- [GIVEN EXERCISE]
Output all of the entries exactly as written.

◇ ◇ ◇

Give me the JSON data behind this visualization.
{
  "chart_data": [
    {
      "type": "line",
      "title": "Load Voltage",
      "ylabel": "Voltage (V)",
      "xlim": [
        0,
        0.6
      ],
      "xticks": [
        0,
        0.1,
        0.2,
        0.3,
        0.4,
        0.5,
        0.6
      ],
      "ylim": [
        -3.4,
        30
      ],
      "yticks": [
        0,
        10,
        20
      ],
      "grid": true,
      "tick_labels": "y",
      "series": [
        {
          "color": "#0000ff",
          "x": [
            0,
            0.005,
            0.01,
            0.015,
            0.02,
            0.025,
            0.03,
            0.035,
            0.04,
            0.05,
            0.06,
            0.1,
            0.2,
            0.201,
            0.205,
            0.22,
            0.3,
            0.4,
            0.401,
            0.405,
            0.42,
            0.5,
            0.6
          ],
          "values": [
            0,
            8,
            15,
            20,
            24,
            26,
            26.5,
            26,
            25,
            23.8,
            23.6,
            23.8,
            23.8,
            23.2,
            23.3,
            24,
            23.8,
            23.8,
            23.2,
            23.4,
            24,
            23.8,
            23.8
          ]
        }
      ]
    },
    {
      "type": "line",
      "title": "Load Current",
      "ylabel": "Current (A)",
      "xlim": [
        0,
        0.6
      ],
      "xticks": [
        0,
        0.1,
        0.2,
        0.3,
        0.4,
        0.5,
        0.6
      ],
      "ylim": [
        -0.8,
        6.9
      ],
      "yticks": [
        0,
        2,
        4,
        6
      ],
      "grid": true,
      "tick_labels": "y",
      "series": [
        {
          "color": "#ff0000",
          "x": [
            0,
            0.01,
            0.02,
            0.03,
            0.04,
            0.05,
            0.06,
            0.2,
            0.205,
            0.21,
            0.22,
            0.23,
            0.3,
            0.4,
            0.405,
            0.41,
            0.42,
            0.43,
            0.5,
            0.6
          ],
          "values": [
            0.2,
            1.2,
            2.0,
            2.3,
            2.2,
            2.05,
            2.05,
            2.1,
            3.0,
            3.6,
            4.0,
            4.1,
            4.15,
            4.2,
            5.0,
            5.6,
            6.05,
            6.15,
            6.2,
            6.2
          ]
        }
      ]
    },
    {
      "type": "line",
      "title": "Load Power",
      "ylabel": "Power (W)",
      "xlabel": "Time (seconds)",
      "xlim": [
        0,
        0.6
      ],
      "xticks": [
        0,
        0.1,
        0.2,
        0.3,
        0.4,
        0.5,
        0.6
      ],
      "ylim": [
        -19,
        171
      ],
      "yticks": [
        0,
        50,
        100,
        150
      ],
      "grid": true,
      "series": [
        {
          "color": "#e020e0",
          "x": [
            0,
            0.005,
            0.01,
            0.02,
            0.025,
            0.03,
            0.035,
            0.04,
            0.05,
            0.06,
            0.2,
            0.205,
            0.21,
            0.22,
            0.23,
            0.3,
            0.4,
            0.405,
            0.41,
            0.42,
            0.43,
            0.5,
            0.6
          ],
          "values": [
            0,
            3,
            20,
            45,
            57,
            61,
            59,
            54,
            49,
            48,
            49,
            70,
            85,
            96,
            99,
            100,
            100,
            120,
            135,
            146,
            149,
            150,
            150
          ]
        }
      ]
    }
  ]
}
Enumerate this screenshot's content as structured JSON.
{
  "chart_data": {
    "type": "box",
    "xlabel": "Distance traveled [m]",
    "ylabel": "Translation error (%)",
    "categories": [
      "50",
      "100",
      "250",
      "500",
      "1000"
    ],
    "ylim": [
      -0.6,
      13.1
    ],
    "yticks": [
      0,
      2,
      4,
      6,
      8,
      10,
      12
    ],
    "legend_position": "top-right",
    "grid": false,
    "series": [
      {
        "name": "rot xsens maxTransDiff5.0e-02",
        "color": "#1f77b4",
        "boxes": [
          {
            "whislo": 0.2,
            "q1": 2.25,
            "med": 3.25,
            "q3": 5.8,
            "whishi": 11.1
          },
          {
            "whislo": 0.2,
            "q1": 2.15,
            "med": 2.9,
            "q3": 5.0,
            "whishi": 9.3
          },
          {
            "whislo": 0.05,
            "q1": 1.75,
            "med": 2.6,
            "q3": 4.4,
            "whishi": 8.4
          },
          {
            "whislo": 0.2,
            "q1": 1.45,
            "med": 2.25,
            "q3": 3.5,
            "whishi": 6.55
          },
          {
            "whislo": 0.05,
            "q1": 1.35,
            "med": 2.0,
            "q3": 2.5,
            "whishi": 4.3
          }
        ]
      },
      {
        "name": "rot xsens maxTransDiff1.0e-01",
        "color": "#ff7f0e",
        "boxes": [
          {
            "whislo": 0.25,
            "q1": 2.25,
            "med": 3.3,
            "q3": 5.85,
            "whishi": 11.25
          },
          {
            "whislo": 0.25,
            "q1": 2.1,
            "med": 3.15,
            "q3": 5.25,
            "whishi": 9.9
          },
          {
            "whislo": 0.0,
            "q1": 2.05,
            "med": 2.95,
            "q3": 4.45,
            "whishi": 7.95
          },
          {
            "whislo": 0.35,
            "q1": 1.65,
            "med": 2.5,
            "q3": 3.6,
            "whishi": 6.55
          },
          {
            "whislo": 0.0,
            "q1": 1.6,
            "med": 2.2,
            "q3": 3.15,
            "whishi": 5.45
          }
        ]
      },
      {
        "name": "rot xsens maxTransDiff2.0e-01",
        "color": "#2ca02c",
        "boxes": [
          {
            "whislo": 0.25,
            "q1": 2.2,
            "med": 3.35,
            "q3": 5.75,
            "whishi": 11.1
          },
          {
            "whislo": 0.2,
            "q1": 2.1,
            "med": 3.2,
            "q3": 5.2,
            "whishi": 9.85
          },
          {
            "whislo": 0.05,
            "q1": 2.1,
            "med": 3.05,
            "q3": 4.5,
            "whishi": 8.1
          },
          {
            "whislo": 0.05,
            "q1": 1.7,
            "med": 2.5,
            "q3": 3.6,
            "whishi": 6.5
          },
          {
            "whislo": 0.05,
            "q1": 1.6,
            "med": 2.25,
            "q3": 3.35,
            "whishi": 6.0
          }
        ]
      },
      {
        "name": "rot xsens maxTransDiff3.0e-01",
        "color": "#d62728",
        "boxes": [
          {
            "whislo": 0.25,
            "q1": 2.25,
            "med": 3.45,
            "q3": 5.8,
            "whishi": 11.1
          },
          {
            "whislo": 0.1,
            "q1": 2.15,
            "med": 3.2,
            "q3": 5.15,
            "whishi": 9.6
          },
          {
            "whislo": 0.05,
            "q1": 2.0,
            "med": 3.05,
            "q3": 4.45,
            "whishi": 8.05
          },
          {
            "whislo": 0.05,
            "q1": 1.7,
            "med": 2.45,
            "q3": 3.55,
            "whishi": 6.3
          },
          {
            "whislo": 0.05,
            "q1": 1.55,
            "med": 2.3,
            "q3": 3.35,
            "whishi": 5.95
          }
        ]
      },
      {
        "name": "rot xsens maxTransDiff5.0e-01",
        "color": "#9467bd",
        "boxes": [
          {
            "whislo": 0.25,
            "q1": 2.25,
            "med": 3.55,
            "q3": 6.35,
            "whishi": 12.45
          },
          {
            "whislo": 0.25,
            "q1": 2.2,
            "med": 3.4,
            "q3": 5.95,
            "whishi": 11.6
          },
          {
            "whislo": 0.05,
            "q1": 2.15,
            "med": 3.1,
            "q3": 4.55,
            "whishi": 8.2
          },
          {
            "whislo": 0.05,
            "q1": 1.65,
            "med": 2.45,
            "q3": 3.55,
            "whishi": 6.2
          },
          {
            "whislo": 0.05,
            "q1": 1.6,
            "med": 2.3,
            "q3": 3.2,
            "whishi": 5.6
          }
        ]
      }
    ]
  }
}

◇ ◇ ◇

- [TASK ANSWER]
Give me the JSON data behind this visualization.
{
  "chart_data": [
    {
      "type": "line",
      "title": "Load Voltage",
      "ylabel": "Voltage (V)",
      "xlim": [
        0,
        0.6
      ],
      "xticks": [
        0,
        0.1,
        0.2,
        0.3,
        0.4,
        0.5,
        0.6
      ],
      "ylim": [
        -3.4,
        30
      ],
      "yticks": [
        0,
        10,
        20
      ],
      "grid": true,
      "tick_labels": "y",
      "series": [
        {
          "color": "#0000ff",
          "x": [
            0,
            0.005,
            0.01,
            0.015,
            0.02,
            0.025,
            0.03,
            0.035,
            0.04,
            0.05,
            0.06,
            0.1,
            0.2,
            0.201,
            0.205,
            0.22,
            0.3,
            0.4,
            0.401,
            0.405,
            0.42,
            0.5,
            0.6
          ],
          "values": [
            0,
            8,
            15,
            20,
            24,
            26,
            26.5,
            26,
            25,
            23.8,
            23.6,
            23.8,
            23.8,
            23.2,
            23.3,
            24,
            23.8,
            23.8,
            23.2,
            23.4,
            24,
            23.8,
            23.8
          ]
        }
      ]
    },
    {
      "type": "line",
      "title": "Load Current",
      "ylabel": "Current (A)",
      "xlim": [
        0,
        0.6
      ],
      "xticks": [
        0,
        0.1,
        0.2,
        0.3,
        0.4,
        0.5,
        0.6
      ],
      "ylim": [
        -0.8,
        6.9
      ],
      "yticks": [
        0,
        2,
        4,
        6
      ],
      "grid": true,
      "tick_labels": "y",
      "series": [
        {
          "color": "#ff0000",
          "x": [
            0,
            0.01,
            0.02,
            0.03,
            0.04,
            0.05,
            0.06,
            0.2,
            0.205,
            0.21,
            0.22,
            0.23,
            0.3,
            0.4,
            0.405,
            0.41,
            0.42,
            0.43,
            0.5,
            0.6
          ],
          "values": [
            0.2,
            1.2,
            2.0,
            2.3,
            2.2,
            2.05,
            2.05,
            2.1,
            3.0,
            3.6,
            4.0,
            4.1,
            4.15,
            4.2,
            5.0,
            5.6,
            6.05,
            6.15,
            6.2,
            6.2
          ]
        }
      ]
    },
    {
      "type": "line",
      "title": "Load Power",
      "ylabel": "Power (W)",
      "xlabel": "Time (seconds)",
      "xlim": [
        0,
        0.6
      ],
      "xticks": [
        0,
        0.1,
        0.2,
        0.3,
        0.4,
        0.5,
        0.6
      ],
      "ylim": [
        -19,
        171
      ],
      "yticks": [
        0,
        50,
        100,
        150
      ],
      "grid": true,
      "series": [
        {
          "color": "#e020e0",
          "x": [
            0,
            0.005,
            0.01,
            0.02,
            0.025,
            0.03,
            0.035,
            0.04,
            0.05,
            0.06,
            0.2,
            0.205,
            0.21,
            0.22,
            0.23,
            0.3,
            0.4,
            0.405,
            0.41,
            0.42,
            0.43,
            0.5,
            0.6
          ],
          "values": [
            0,
            3,
            20,
            45,
            57,
            61,
            59,
            54,
            49,
            48,
            49,
            70,
            85,
            96,
            99,
            100,
            100,
            120,
            135,
            146,
            149,
            150,
            150
          ]
        }
      ]
    }
  ]
}
Enumerate this screenshot's content as structured JSON.
{
  "chart_data": {
    "type": "box",
    "xlabel": "Distance traveled [m]",
    "ylabel": "Translation error (%)",
    "categories": [
      "50",
      "100",
      "250",
      "500",
      "1000"
    ],
    "ylim": [
      -0.6,
      13.1
    ],
    "yticks": [
      0,
      2,
      4,
      6,
      8,
      10,
      12
    ],
    "legend_position": "top-right",
    "grid": false,
    "series": [
      {
        "name": "rot xsens maxTransDiff5.0e-02",
        "color": "#1f77b4",
        "boxes": [
          {
            "whislo": 0.2,
            "q1": 2.25,
            "med": 3.25,
            "q3": 5.8,
            "whishi": 11.1
          },
          {
            "whislo": 0.2,
            "q1": 2.15,
            "med": 2.9,
            "q3": 5.0,
            "whishi": 9.3
          },
          {
            "whislo": 0.05,
            "q1": 1.75,
            "med": 2.6,
            "q3": 4.4,
            "whishi": 8.4
          },
          {
            "whislo": 0.2,
            "q1": 1.45,
            "med": 2.25,
            "q3": 3.5,
            "whishi": 6.55
          },
          {
            "whislo": 0.05,
            "q1": 1.35,
            "med": 2.0,
            "q3": 2.5,
            "whishi": 4.3
          }
        ]
      },
      {
        "name": "rot xsens maxTransDiff1.0e-01",
        "color": "#ff7f0e",
        "boxes": [
          {
            "whislo": 0.25,
            "q1": 2.25,
            "med": 3.3,
            "q3": 5.85,
            "whishi": 11.25
          },
          {
            "whislo": 0.25,
            "q1": 2.1,
            "med": 3.15,
            "q3": 5.25,
            "whishi": 9.9
          },
          {
            "whislo": 0.0,
            "q1": 2.05,
            "med": 2.95,
            "q3": 4.45,
            "whishi": 7.95
          },
          {
            "whislo": 0.35,
            "q1": 1.65,
            "med": 2.5,
            "q3": 3.6,
            "whishi": 6.55
          },
          {
            "whislo": 0.0,
            "q1": 1.6,
            "med": 2.2,
            "q3": 3.15,
            "whishi": 5.45
          }
        ]
      },
      {
        "name": "rot xsens maxTransDiff2.0e-01",
        "color": "#2ca02c",
        "boxes": [
          {
            "whislo": 0.25,
            "q1": 2.2,
            "med": 3.35,
            "q3": 5.75,
            "whishi": 11.1
          },
          {
            "whislo": 0.2,
            "q1": 2.1,
            "med": 3.2,
            "q3": 5.2,
            "whishi": 9.85
          },
          {
            "whislo": 0.05,
            "q1": 2.1,
            "med": 3.05,
            "q3": 4.5,
            "whishi": 8.1
          },
          {
            "whislo": 0.05,
            "q1": 1.7,
            "med": 2.5,
            "q3": 3.6,
            "whishi": 6.5
          },
          {
            "whislo": 0.05,
            "q1": 1.6,
            "med": 2.25,
            "q3": 3.35,
            "whishi": 6.0
          }
        ]
      },
      {
        "name": "rot xsens maxTransDiff3.0e-01",
        "color": "#d62728",
        "boxes": [
          {
            "whislo": 0.25,
            "q1": 2.25,
            "med": 3.45,
            "q3": 5.8,
            "whishi": 11.1
          },
          {
            "whislo": 0.1,
            "q1": 2.15,
            "med": 3.2,
            "q3": 5.15,
            "whishi": 9.6
          },
          {
            "whislo": 0.05,
            "q1": 2.0,
            "med": 3.05,
            "q3": 4.45,
            "whishi": 8.05
          },
          {
            "whislo": 0.05,
            "q1": 1.7,
            "med": 2.45,
            "q3": 3.55,
            "whishi": 6.3
          },
          {
            "whislo": 0.05,
            "q1": 1.55,
            "med": 2.3,
            "q3": 3.35,
            "whishi": 5.95
          }
        ]
      },
      {
        "name": "rot xsens maxTransDiff5.0e-01",
        "color": "#9467bd",
        "boxes": [
          {
            "whislo": 0.25,
            "q1": 2.25,
            "med": 3.55,
            "q3": 6.35,
            "whishi": 12.45
          },
          {
            "whislo": 0.25,
            "q1": 2.2,
            "med": 3.4,
            "q3": 5.95,
            "whishi": 11.6
          },
          {
            "whislo": 0.05,
            "q1": 2.15,
            "med": 3.1,
            "q3": 4.55,
            "whishi": 8.2
          },
          {
            "whislo": 0.05,
            "q1": 1.65,
            "med": 2.45,
            "q3": 3.55,
            "whishi": 6.2
          },
          {
            "whislo": 0.05,
            "q1": 1.6,
            "med": 2.3,
            "q3": 3.2,
            "whishi": 5.6
          }
        ]
      }
    ]
  }
}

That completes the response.